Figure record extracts
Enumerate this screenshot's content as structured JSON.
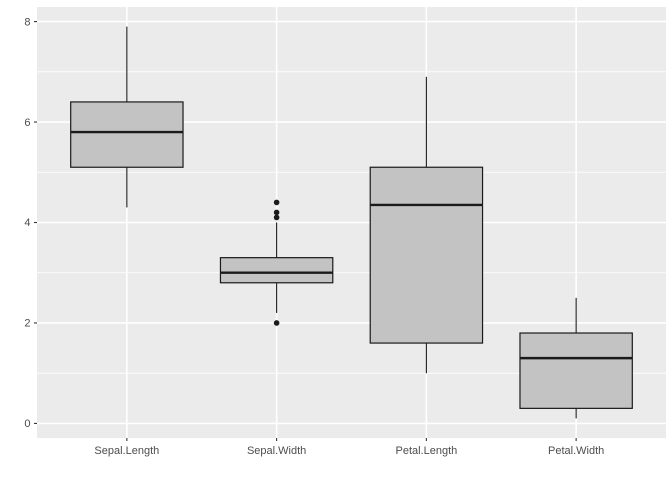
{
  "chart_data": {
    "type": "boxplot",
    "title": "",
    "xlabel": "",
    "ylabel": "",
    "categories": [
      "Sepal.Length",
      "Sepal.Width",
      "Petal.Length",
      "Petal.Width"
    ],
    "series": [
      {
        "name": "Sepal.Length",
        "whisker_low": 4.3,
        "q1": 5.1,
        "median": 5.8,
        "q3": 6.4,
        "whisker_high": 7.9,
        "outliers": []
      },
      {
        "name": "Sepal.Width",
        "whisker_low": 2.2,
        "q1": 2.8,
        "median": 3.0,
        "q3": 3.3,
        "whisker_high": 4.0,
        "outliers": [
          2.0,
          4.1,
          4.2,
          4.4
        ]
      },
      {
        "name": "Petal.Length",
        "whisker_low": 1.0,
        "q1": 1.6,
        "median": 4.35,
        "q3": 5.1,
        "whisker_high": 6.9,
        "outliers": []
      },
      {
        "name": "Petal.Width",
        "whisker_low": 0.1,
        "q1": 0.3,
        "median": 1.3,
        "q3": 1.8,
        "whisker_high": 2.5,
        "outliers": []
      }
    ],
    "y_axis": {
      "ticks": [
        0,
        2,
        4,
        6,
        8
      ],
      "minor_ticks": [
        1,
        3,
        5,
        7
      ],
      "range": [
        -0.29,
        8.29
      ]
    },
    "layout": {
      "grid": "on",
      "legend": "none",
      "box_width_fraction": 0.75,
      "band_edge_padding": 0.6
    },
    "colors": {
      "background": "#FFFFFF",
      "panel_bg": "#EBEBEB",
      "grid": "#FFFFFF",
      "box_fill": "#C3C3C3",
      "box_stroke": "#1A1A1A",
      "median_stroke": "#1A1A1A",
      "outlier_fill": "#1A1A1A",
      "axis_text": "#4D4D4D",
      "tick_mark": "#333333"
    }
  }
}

▸ WHAT THE EXERCISE ASKS
Reproduce the listing exactly. Leave its pictures out.

▸ SOLUTION TO THIS PROBLEM
Enumerate this screenshot's content as structured JSON.
{
  "chart_data": {
    "type": "boxplot",
    "title": "",
    "xlabel": "",
    "ylabel": "",
    "categories": [
      "Sepal.Length",
      "Sepal.Width",
      "Petal.Length",
      "Petal.Width"
    ],
    "series": [
      {
        "name": "Sepal.Length",
        "whisker_low": 4.3,
        "q1": 5.1,
        "median": 5.8,
        "q3": 6.4,
        "whisker_high": 7.9,
        "outliers": []
      },
      {
        "name": "Sepal.Width",
        "whisker_low": 2.2,
        "q1": 2.8,
        "median": 3.0,
        "q3": 3.3,
        "whisker_high": 4.0,
        "outliers": [
          2.0,
          4.1,
          4.2,
          4.4
        ]
      },
      {
        "name": "Petal.Length",
        "whisker_low": 1.0,
        "q1": 1.6,
        "median": 4.35,
        "q3": 5.1,
        "whisker_high": 6.9,
        "outliers": []
      },
      {
        "name": "Petal.Width",
        "whisker_low": 0.1,
        "q1": 0.3,
        "median": 1.3,
        "q3": 1.8,
        "whisker_high": 2.5,
        "outliers": []
      }
    ],
    "y_axis": {
      "ticks": [
        0,
        2,
        4,
        6,
        8
      ],
      "minor_ticks": [
        1,
        3,
        5,
        7
      ],
      "range": [
        -0.29,
        8.29
      ]
    },
    "layout": {
      "grid": "on",
      "legend": "none",
      "box_width_fraction": 0.75,
      "band_edge_padding": 0.6
    },
    "colors": {
      "background": "#FFFFFF",
      "panel_bg": "#EBEBEB",
      "grid": "#FFFFFF",
      "box_fill": "#C3C3C3",
      "box_stroke": "#1A1A1A",
      "median_stroke": "#1A1A1A",
      "outlier_fill": "#1A1A1A",
      "axis_text": "#4D4D4D",
      "tick_mark": "#333333"
    }
  }
}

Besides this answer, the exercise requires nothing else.